⟨

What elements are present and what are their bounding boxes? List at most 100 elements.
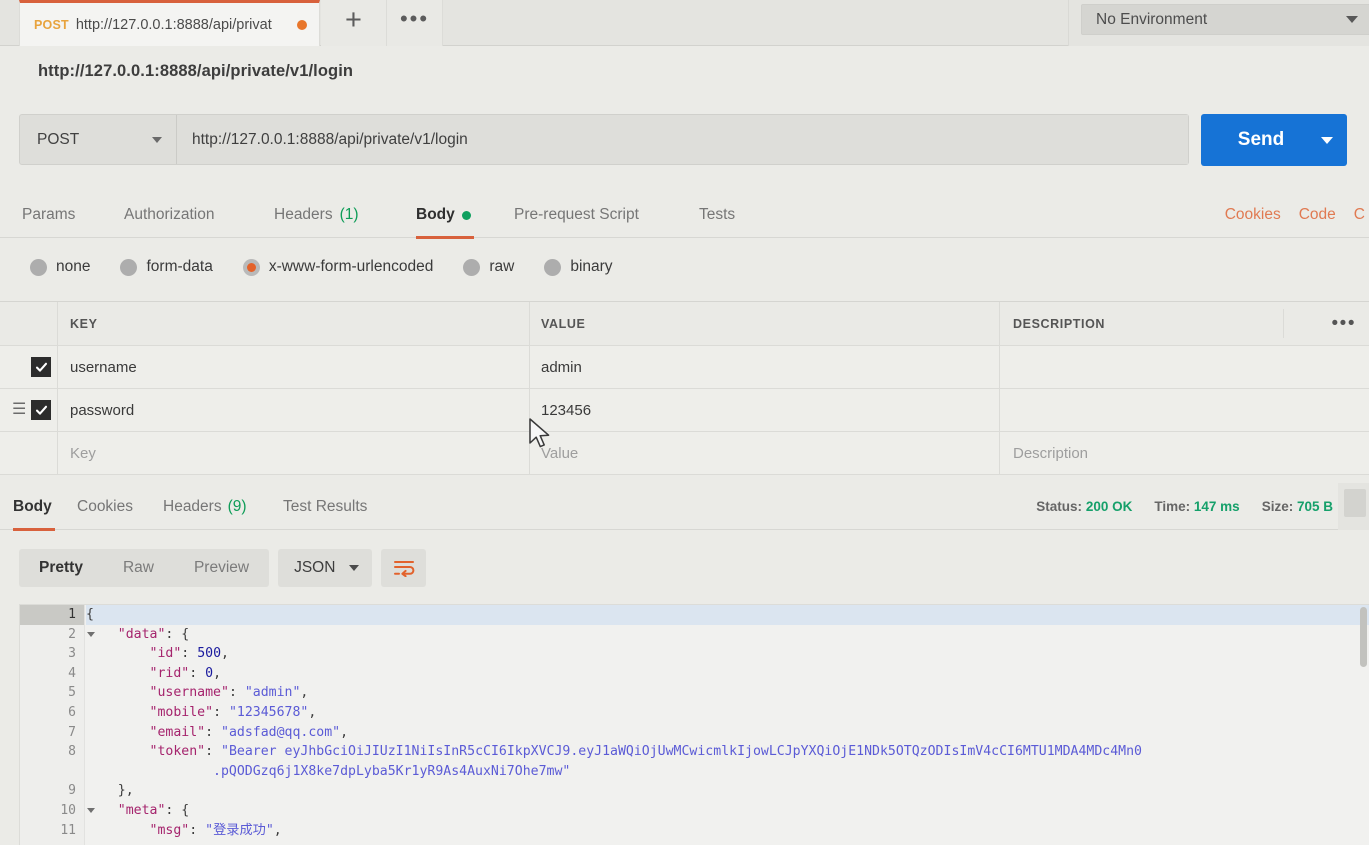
view-mode-preview[interactable]: Preview <box>174 559 269 577</box>
view-mode-pretty[interactable]: Pretty <box>19 559 103 577</box>
code-token-pun: : <box>189 822 206 838</box>
header-value-cell: VALUE <box>530 302 1000 345</box>
placeholder-description-text: Description <box>1013 444 1089 462</box>
radio-icon <box>30 258 47 276</box>
row-key-text: password <box>70 401 135 419</box>
word-wrap-button[interactable] <box>381 549 427 587</box>
http-method-selector[interactable]: POST <box>20 115 177 164</box>
row-value-cell[interactable]: 123456 <box>530 389 1000 431</box>
body-type-x-www-form-urlencoded[interactable]: x-www-form-urlencoded <box>242 258 434 276</box>
placeholder-key-text: Key <box>70 444 96 462</box>
body-type-raw[interactable]: raw <box>463 258 514 276</box>
code-token-key: "meta" <box>117 802 166 818</box>
url-bar: POST http://127.0.0.1:8888/api/private/v… <box>19 114 1189 165</box>
tab-pre-request-script[interactable]: Pre-request Script <box>514 192 639 238</box>
request-title: http://127.0.0.1:8888/api/private/v1/log… <box>38 62 354 80</box>
row-checkbox-password[interactable] <box>31 400 51 420</box>
header-description-label: DESCRIPTION <box>1013 316 1106 331</box>
size-value: 705 B <box>1296 499 1333 514</box>
row-value-text: admin <box>541 358 582 376</box>
body-type-none[interactable]: none <box>30 258 90 276</box>
code-token-key: "email" <box>149 724 206 740</box>
scrollbar-thumb[interactable] <box>1344 489 1366 517</box>
request-tab-method: POST <box>34 17 69 32</box>
gutter-line-number: 4 <box>68 665 76 681</box>
placeholder-description-cell[interactable]: Description <box>1000 432 1369 474</box>
url-input[interactable]: http://127.0.0.1:8888/api/private/v1/log… <box>177 115 1188 164</box>
row-value-cell[interactable]: admin <box>530 346 1000 388</box>
code-token-num: 0 <box>205 665 214 681</box>
gutter-line-number: 8 <box>68 744 76 760</box>
tab-options-button[interactable]: ••• <box>387 0 443 46</box>
cookies-link[interactable]: Cookies <box>1225 206 1281 224</box>
view-mode-raw[interactable]: Raw <box>103 559 174 577</box>
chevron-down-icon <box>349 565 360 571</box>
code-token-pun: : <box>205 744 221 760</box>
body-type-binary[interactable]: binary <box>544 258 613 276</box>
radio-label: binary <box>570 258 613 275</box>
send-options-button[interactable] <box>1307 136 1347 144</box>
placeholder-value-cell[interactable]: Value <box>530 432 1000 474</box>
code-link[interactable]: Code <box>1299 206 1336 224</box>
tab-label: Test Results <box>283 497 368 515</box>
row-description-cell[interactable] <box>1000 389 1369 431</box>
response-body-editor[interactable]: 1 2 3 4 5 6 7 8 9 10 11 { "data": { "id": 500, "ri… <box>19 604 1369 845</box>
drag-handle-icon[interactable]: ☰ <box>12 402 26 418</box>
response-tab-cookies[interactable]: Cookies <box>77 483 133 530</box>
comments-link[interactable]: C <box>1354 206 1365 224</box>
code-token-key: "rid" <box>149 665 190 681</box>
tab-label: Cookies <box>77 497 133 515</box>
tab-tests[interactable]: Tests <box>699 192 735 238</box>
scrollbar-thumb[interactable] <box>1360 607 1367 667</box>
row-key-cell[interactable]: username <box>58 346 530 388</box>
tab-label: Body <box>13 497 52 515</box>
row-description-cell[interactable] <box>1000 346 1369 388</box>
editor-vertical-scrollbar[interactable] <box>1358 605 1369 845</box>
code-line: "rid": 0, <box>86 664 1369 684</box>
response-format-selector[interactable]: JSON <box>278 549 373 587</box>
code-line: "token": "Bearer eyJhbGciOiJIUzI1NiIsInR… <box>86 742 1369 762</box>
row-checkbox-username[interactable] <box>31 357 51 377</box>
body-type-radio-group: none form-data x-www-form-urlencoded raw… <box>0 238 1369 296</box>
new-tab-button[interactable]: + <box>321 0 387 46</box>
response-tab-test-results[interactable]: Test Results <box>283 483 367 530</box>
row-key-cell[interactable]: password <box>58 389 530 431</box>
send-button[interactable]: Send <box>1201 114 1347 166</box>
header-value-label: VALUE <box>541 316 586 331</box>
environment-selector[interactable]: No Environment <box>1081 4 1369 35</box>
code-line: "mobile": "12345678", <box>86 703 1369 723</box>
response-tab-body[interactable]: Body <box>13 483 55 531</box>
code-line: "id": 500, <box>86 644 1369 664</box>
code-token-str: .pQODGzq6j1X8ke7dpLyba5Kr1yR9As4AuxNi7Oh… <box>213 763 571 779</box>
chevron-down-icon <box>1321 136 1333 144</box>
chevron-down-icon <box>152 136 162 143</box>
response-view-mode-group: Pretty Raw Preview <box>19 549 270 587</box>
body-type-form-data[interactable]: form-data <box>120 258 213 276</box>
params-table: KEY VALUE DESCRIPTION ••• username admin… <box>0 301 1369 475</box>
tab-authorization[interactable]: Authorization <box>124 192 214 238</box>
response-tabs-bar: Body Cookies Headers (9) Test Results St… <box>0 483 1369 531</box>
environment-selected-label: No Environment <box>1096 10 1208 28</box>
code-token-key: "username" <box>149 685 229 701</box>
unsaved-indicator-icon <box>297 19 307 30</box>
tab-label: Authorization <box>124 206 215 223</box>
radio-label: x-www-form-urlencoded <box>268 258 434 275</box>
tab-body[interactable]: Body <box>416 192 474 239</box>
tab-params[interactable]: Params <box>22 192 75 238</box>
tab-headers[interactable]: Headers (1) <box>274 192 359 238</box>
editor-code[interactable]: { "data" : { "id": 500, "rid": 0, "userna… <box>86 605 1369 845</box>
body-present-dot-icon <box>461 210 471 220</box>
word-wrap-icon <box>393 561 415 577</box>
request-right-links: Cookies Code C <box>1225 192 1369 238</box>
code-token-pun: : { <box>165 802 190 818</box>
tab-label: Pre-request Script <box>514 206 639 223</box>
request-tab[interactable]: POST http://127.0.0.1:8888/api/privat <box>19 0 320 46</box>
send-button-label: Send <box>1237 129 1285 150</box>
response-tab-headers[interactable]: Headers (9) <box>163 483 247 530</box>
placeholder-key-cell[interactable]: Key <box>58 432 530 474</box>
tab-strip: POST http://127.0.0.1:8888/api/privat + … <box>0 0 1369 46</box>
response-scroll-corner <box>1338 483 1369 530</box>
code-token-key: "data" <box>117 626 166 642</box>
code-token-pun: { <box>86 607 94 622</box>
code-line: }, <box>86 781 1369 801</box>
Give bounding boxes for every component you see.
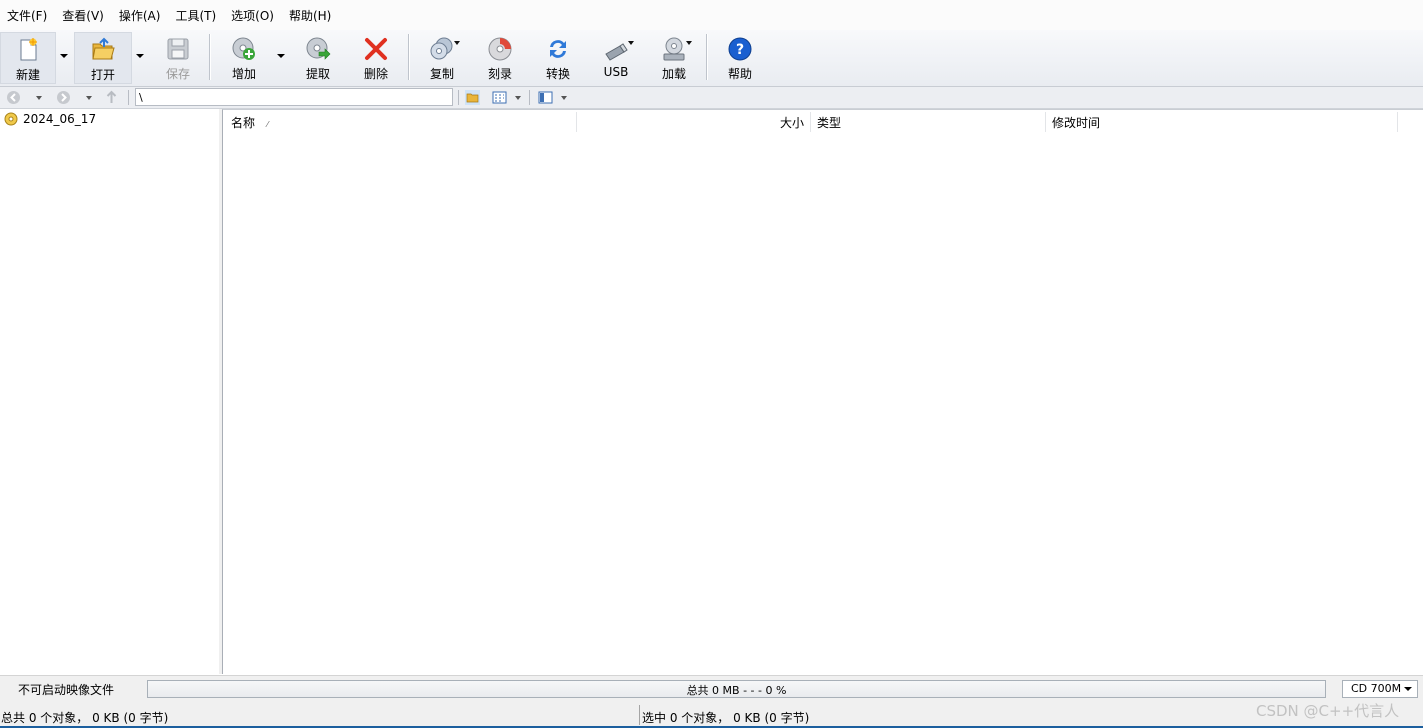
- copy-label: 复制: [429, 67, 454, 81]
- status-bar: 总共 0 个对象， 0 KB (0 字节) 选中 0 个对象， 0 KB (0 …: [0, 704, 1423, 726]
- usb-drive-icon: [605, 43, 628, 61]
- menu-view[interactable]: 查看(V): [55, 0, 112, 30]
- toolbar-separator: [706, 34, 707, 80]
- capacity-text: 总共 0 MB - - - 0 %: [686, 684, 787, 697]
- toolbar-separator: [209, 34, 210, 80]
- help-label: 帮助: [727, 67, 752, 81]
- new-label: 新建: [15, 68, 40, 82]
- mount-button[interactable]: 加载: [648, 32, 700, 84]
- add-dropdown[interactable]: [274, 32, 288, 84]
- path-input[interactable]: [135, 88, 453, 106]
- red-x-icon: [365, 38, 387, 60]
- folder-view-icon[interactable]: [465, 90, 480, 105]
- column-name-label: 名称: [231, 116, 256, 130]
- help-button[interactable]: ? 帮助: [714, 32, 766, 84]
- back-arrow-icon[interactable]: [6, 90, 21, 105]
- column-size-header[interactable]: 大小: [780, 110, 804, 134]
- address-separator: [458, 90, 459, 105]
- address-separator: [128, 90, 129, 105]
- delete-button[interactable]: 删除: [350, 32, 402, 84]
- sort-ascending-icon: ⁄: [266, 120, 269, 129]
- capacity-bar: 总共 0 MB - - - 0 %: [147, 680, 1326, 698]
- mount-label: 加载: [661, 67, 686, 81]
- extract-label: 提取: [305, 67, 330, 81]
- column-divider[interactable]: [810, 112, 811, 132]
- floppy-disk-icon: [167, 38, 189, 60]
- disc-add-icon: [232, 37, 255, 60]
- column-divider[interactable]: [1045, 112, 1046, 132]
- file-list: 名称 ⁄ 大小 类型 修改时间: [222, 109, 1423, 674]
- convert-button[interactable]: 转换: [532, 32, 584, 84]
- usb-dropdown-caret[interactable]: [628, 41, 634, 45]
- watermark: CSDN @C++代言人: [1256, 702, 1400, 720]
- new-button[interactable]: 新建: [0, 32, 56, 84]
- status-selected: 选中 0 个对象， 0 KB (0 字节): [642, 711, 810, 725]
- media-size-select[interactable]: CD 700M: [1342, 680, 1418, 698]
- add-label: 增加: [231, 67, 256, 81]
- bootable-status: 不可启动映像文件: [18, 683, 115, 697]
- convert-label: 转换: [545, 67, 570, 81]
- burn-button[interactable]: 刻录: [474, 32, 526, 84]
- save-label: 保存: [165, 67, 190, 81]
- burn-label: 刻录: [487, 67, 512, 81]
- mount-dropdown-caret[interactable]: [686, 41, 692, 45]
- copy-dropdown-caret[interactable]: [454, 41, 460, 45]
- menu-help[interactable]: 帮助(H): [282, 0, 339, 30]
- capacity-row: 不可启动映像文件 总共 0 MB - - - 0 % CD 700M: [0, 675, 1423, 704]
- back-dropdown-caret[interactable]: [36, 96, 42, 100]
- delete-label: 删除: [363, 67, 388, 81]
- column-divider[interactable]: [1397, 112, 1398, 132]
- svg-text:?: ?: [736, 42, 744, 58]
- menu-tools[interactable]: 工具(T): [168, 0, 224, 30]
- tree-root-node[interactable]: 2024_06_17: [4, 111, 96, 127]
- forward-arrow-icon[interactable]: [56, 90, 71, 105]
- toolbar: 新建 打开 保存 增加 提取 删除 复制 刻录 转换 USB 加载 ? 帮助: [0, 30, 1423, 87]
- address-separator: [529, 90, 530, 105]
- convert-arrows-icon: [550, 40, 566, 58]
- media-size-value: CD 700M: [1351, 682, 1402, 695]
- new-document-icon: [20, 38, 37, 61]
- extract-button[interactable]: 提取: [292, 32, 344, 84]
- column-type-header[interactable]: 类型: [817, 110, 841, 134]
- status-divider: [639, 705, 640, 725]
- tree-root-label: 2024_06_17: [23, 112, 97, 126]
- address-bar: [0, 87, 1423, 109]
- menu-file[interactable]: 文件(F): [0, 0, 55, 30]
- column-name-header[interactable]: 名称 ⁄: [231, 110, 268, 134]
- disc-extract-icon: [306, 37, 331, 60]
- folder-tree: 2024_06_17: [0, 109, 220, 674]
- menu-options[interactable]: 选项(O): [224, 0, 282, 30]
- menu-action[interactable]: 操作(A): [112, 0, 169, 30]
- open-dropdown[interactable]: [133, 32, 147, 84]
- usb-button[interactable]: USB: [590, 32, 642, 84]
- save-button[interactable]: 保存: [152, 32, 204, 84]
- layout-panel-icon[interactable]: [538, 90, 553, 105]
- add-button[interactable]: 增加: [218, 32, 270, 84]
- usb-label: USB: [603, 65, 629, 79]
- burn-disc-icon: [488, 37, 512, 61]
- open-button[interactable]: 打开: [74, 32, 132, 84]
- status-total: 总共 0 个对象， 0 KB (0 字节): [1, 711, 169, 725]
- open-label: 打开: [90, 68, 115, 82]
- copy-button[interactable]: 复制: [416, 32, 468, 84]
- forward-dropdown-caret[interactable]: [86, 96, 92, 100]
- new-dropdown[interactable]: [57, 32, 71, 84]
- view-mode-dropdown-caret[interactable]: [515, 96, 521, 100]
- copy-disc-icon: [430, 37, 453, 60]
- mount-disc-icon: [663, 37, 685, 61]
- help-question-icon: ?: [728, 37, 752, 61]
- column-modified-header[interactable]: 修改时间: [1052, 110, 1100, 134]
- cd-image-icon: [4, 112, 18, 126]
- up-folder-icon[interactable]: [104, 90, 119, 105]
- column-divider[interactable]: [576, 112, 577, 132]
- toolbar-separator: [408, 34, 409, 80]
- menu-bar: 文件(F) 查看(V) 操作(A) 工具(T) 选项(O) 帮助(H): [0, 0, 1423, 31]
- view-mode-icon[interactable]: [492, 90, 507, 105]
- layout-dropdown-caret[interactable]: [561, 96, 567, 100]
- open-folder-icon: [92, 37, 115, 60]
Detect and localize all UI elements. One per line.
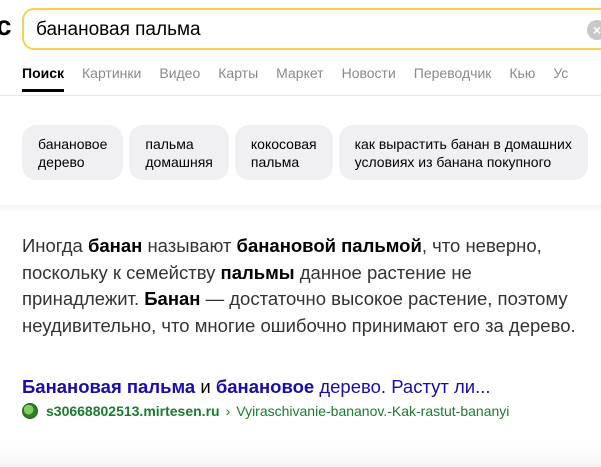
site-favicon-icon <box>22 403 38 419</box>
tab-translator[interactable]: Переводчик <box>414 64 492 92</box>
chip-line: дерево <box>38 154 85 170</box>
related-queries: банановое дерево пальма домашняя кокосов… <box>22 125 588 180</box>
related-query-chip[interactable]: банановое дерево <box>22 125 124 180</box>
tab-kyu[interactable]: Кью <box>509 64 535 92</box>
breadcrumb-separator: › <box>225 403 231 419</box>
snippet-text: Иногда <box>22 235 88 256</box>
result-path[interactable]: Vyiraschivanie-bananov.-Kak-rastut-banan… <box>236 402 509 420</box>
result-url[interactable]: s30668802513.mirtesen.ru › Vyiraschivani… <box>22 402 509 420</box>
result-domain[interactable]: s30668802513.mirtesen.ru <box>46 402 220 420</box>
title-highlight: банановое <box>215 376 315 397</box>
tab-news[interactable]: Новости <box>342 64 396 92</box>
section-divider <box>0 205 601 213</box>
search-input[interactable] <box>36 19 556 41</box>
result-title-link[interactable]: Банановая пальма и банановое дерево. Рас… <box>22 375 592 399</box>
logo-fragment[interactable]: с <box>0 12 12 40</box>
tab-video[interactable]: Видео <box>159 64 200 92</box>
title-highlight: Банановая пальма <box>22 376 196 397</box>
search-tabs: Поиск Картинки Видео Карты Маркет Новост… <box>22 64 586 92</box>
tab-images[interactable]: Картинки <box>82 64 141 92</box>
title-text: дерево. Растут ли... <box>314 376 491 397</box>
result-snippet: Иногда банан называют банановой пальмой,… <box>22 233 592 339</box>
title-text: и <box>195 376 216 397</box>
chip-line: пальма <box>145 136 194 152</box>
tab-services[interactable]: Ус <box>553 64 568 92</box>
snippet-highlight: пальмы <box>220 261 295 283</box>
clear-icon[interactable]: × <box>587 20 601 40</box>
snippet-text: называют <box>142 235 237 256</box>
bottom-divider <box>0 445 601 467</box>
related-query-chip[interactable]: кокосовая пальма <box>234 125 333 180</box>
tabs-divider <box>0 95 601 96</box>
chip-line: как вырастить банан в домашних <box>354 136 572 152</box>
snippet-highlight: банановой пальмой <box>236 235 422 256</box>
chip-line: условиях из банана покупного <box>354 154 552 170</box>
chip-line: пальма <box>250 154 300 170</box>
chip-line: кокосовая <box>250 136 317 152</box>
snippet-highlight: Банан <box>144 288 201 309</box>
chip-line: банановое <box>38 136 108 152</box>
related-query-chip[interactable]: как вырастить банан в домашних условиях … <box>338 125 588 180</box>
chip-line: домашняя <box>145 154 213 170</box>
snippet-highlight: банан <box>87 235 143 256</box>
tab-maps[interactable]: Карты <box>218 64 258 92</box>
search-box[interactable]: × <box>22 8 601 50</box>
related-query-chip[interactable]: пальма домашняя <box>129 125 229 180</box>
tab-search[interactable]: Поиск <box>22 64 65 92</box>
tab-market[interactable]: Маркет <box>276 64 323 92</box>
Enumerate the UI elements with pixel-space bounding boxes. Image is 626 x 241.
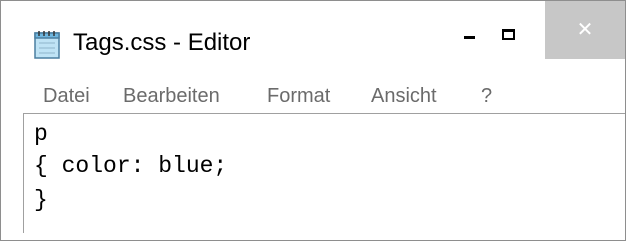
menu-item-datei[interactable]: Datei — [43, 83, 90, 109]
notepad-icon — [33, 29, 61, 59]
minimize-button[interactable] — [449, 1, 495, 53]
maximize-icon — [502, 29, 515, 40]
close-icon: ✕ — [576, 17, 594, 41]
menu-item-ansicht[interactable]: Ansicht — [371, 83, 437, 109]
menu-item-bearbeiten[interactable]: Bearbeiten — [123, 83, 220, 109]
editor-line-2: { color: blue; — [34, 153, 228, 179]
menu-item-format[interactable]: Format — [267, 83, 330, 109]
maximize-button[interactable] — [495, 1, 541, 53]
menu-item-help[interactable]: ? — [481, 83, 492, 109]
notepad-window: Tags.css - Editor ✕ Datei Bearbeiten For… — [0, 0, 626, 241]
editor-line-3: } — [34, 187, 48, 213]
title-bar[interactable]: Tags.css - Editor ✕ — [1, 1, 625, 81]
menu-bar: Datei Bearbeiten Format Ansicht ? — [1, 81, 625, 113]
minimize-icon — [464, 36, 475, 39]
text-editor-area[interactable]: p { color: blue; } — [23, 113, 625, 233]
window-title: Tags.css - Editor — [73, 29, 251, 56]
close-button[interactable]: ✕ — [545, 1, 625, 59]
editor-line-1: p — [34, 121, 48, 147]
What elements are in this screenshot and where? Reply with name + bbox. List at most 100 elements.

⟩

▶ [REQUIRED TASK]
Copy out the lines of the material from the line with "site-favicon-icon <box>22 403 38 419</box>" up to and including the line with "result-url[interactable]: s30668802513.mirtesen.ru ›", character for character.

▶ [TASK OUTPUT]
site-favicon-icon <box>22 403 38 419</box>
tab-translator[interactable]: Переводчик <box>414 64 492 92</box>
chip-line: дерево <box>38 154 85 170</box>
related-queries: банановое дерево пальма домашняя кокосов… <box>22 125 588 180</box>
related-query-chip[interactable]: банановое дерево <box>22 125 124 180</box>
tab-kyu[interactable]: Кью <box>509 64 535 92</box>
breadcrumb-separator: › <box>225 403 231 419</box>
snippet-text: Иногда <box>22 235 88 256</box>
result-path[interactable]: Vyiraschivanie-bananov.-Kak-rastut-banan… <box>236 402 509 420</box>
result-url[interactable]: s30668802513.mirtesen.ru › Vyiraschivani… <box>22 402 509 420</box>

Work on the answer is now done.